-- START Source records --
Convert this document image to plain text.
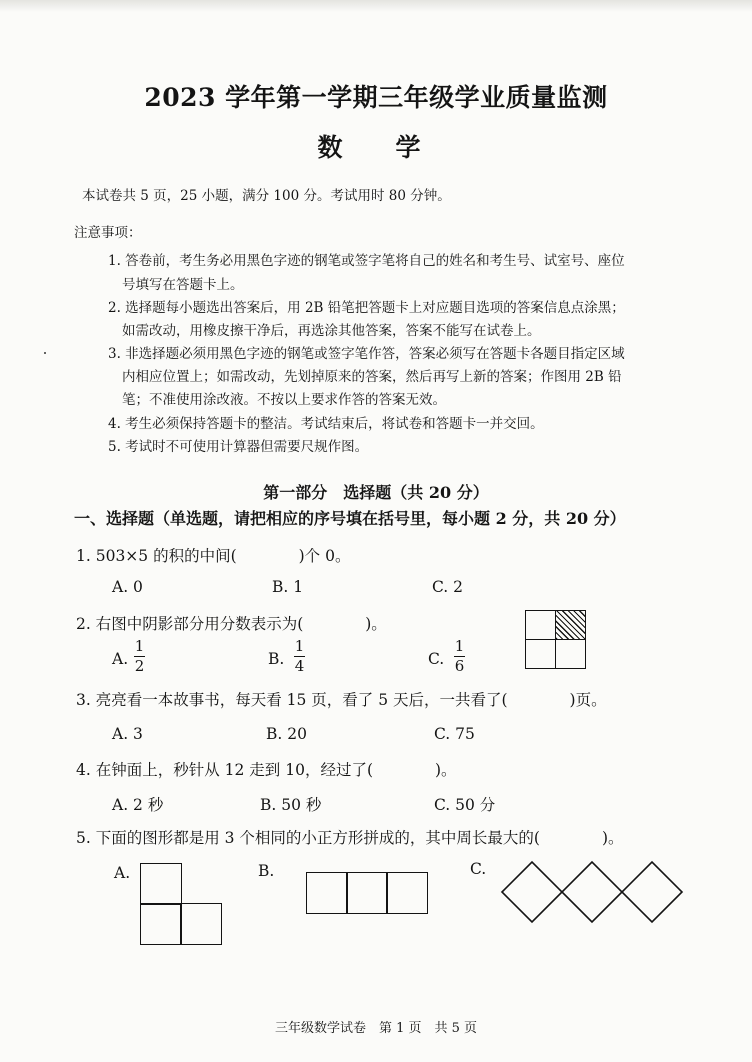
2023 学年第一学期三年级学业质量监测
数　学
本试卷共 5 页，25 小题，满分 100 分。考试用时 80 分钟。
注意事项：
1. 答卷前，考生务必用黑色字迹的钢笔或签字笔将自己的姓名和考生号、试室号、座位
号填写在答题卡上。
2. 选择题每小题选出答案后，用 2B 铅笔把答题卡上对应题目选项的答案信息点涂黑；
如需改动，用橡皮擦干净后，再选涂其他答案，答案不能写在试卷上。
3. 非选择题必须用黑色字迹的钢笔或签字笔作答，答案必须写在答题卡各题目指定区域
内相应位置上；如需改动，先划掉原来的答案，然后再写上新的答案；作图用 2B 铅
笔；不准使用涂改液。不按以上要求作答的答案无效。
4. 考生必须保持答题卡的整洁。考试结束后，将试卷和答题卡一并交回。
5. 考试时不可使用计算器但需要尺规作图。
第一部分　选择题（共 20 分）
一、选择题（单选题，请把相应的序号填在括号里，每小题 2 分，共 20 分）
1. 503×5 的积的中间(　　　　)个 0。
A. 0	B. 1	C. 2
2. 右图中阴影部分用分数表示为(　　　　)。
A.
1
2	B.
1
4	C.
1
6
3. 亮亮看一本故事书，每天看 15 页，看了 5 天后，一共看了(　　　　)页。
A. 3	B. 20	C. 75
4. 在钟面上，秒针从 12 走到 10，经过了(　　　　)。
A. 2 秒	B. 50 秒	C. 50 分
5. 下面的图形都是用 3 个相同的小正方形拼成的，其中周长最大的(　　　　)。
A.	B.	C.
三年级数学试卷　第 1 页　共 5 页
-- END Source records --
### Short exercise
Each record above should come back exactly the same, only without its pictures.

### Answer to this problem
Convert this document image to plain text.
2023 学年第一学期三年级学业质量监测
数　学
本试卷共 5 页，25 小题，满分 100 分。考试用时 80 分钟。
注意事项：
1. 答卷前，考生务必用黑色字迹的钢笔或签字笔将自己的姓名和考生号、试室号、座位
号填写在答题卡上。
2. 选择题每小题选出答案后，用 2B 铅笔把答题卡上对应题目选项的答案信息点涂黑；
如需改动，用橡皮擦干净后，再选涂其他答案，答案不能写在试卷上。
3. 非选择题必须用黑色字迹的钢笔或签字笔作答，答案必须写在答题卡各题目指定区域
内相应位置上；如需改动，先划掉原来的答案，然后再写上新的答案；作图用 2B 铅
笔；不准使用涂改液。不按以上要求作答的答案无效。
4. 考生必须保持答题卡的整洁。考试结束后，将试卷和答题卡一并交回。
5. 考试时不可使用计算器但需要尺规作图。
第一部分　选择题（共 20 分）
一、选择题（单选题，请把相应的序号填在括号里，每小题 2 分，共 20 分）
1. 503×5 的积的中间(　　　　)个 0。
A. 0	B. 1	C. 2
2. 右图中阴影部分用分数表示为(　　　　)。
A.
1
2	B.
1
4	C.
1
6
3. 亮亮看一本故事书，每天看 15 页，看了 5 天后，一共看了(　　　　)页。
A. 3	B. 20	C. 75
4. 在钟面上，秒针从 12 走到 10，经过了(　　　　)。
A. 2 秒	B. 50 秒	C. 50 分
5. 下面的图形都是用 3 个相同的小正方形拼成的，其中周长最大的(　　　　)。
A.	B.	C.
三年级数学试卷　第 1 页　共 5 页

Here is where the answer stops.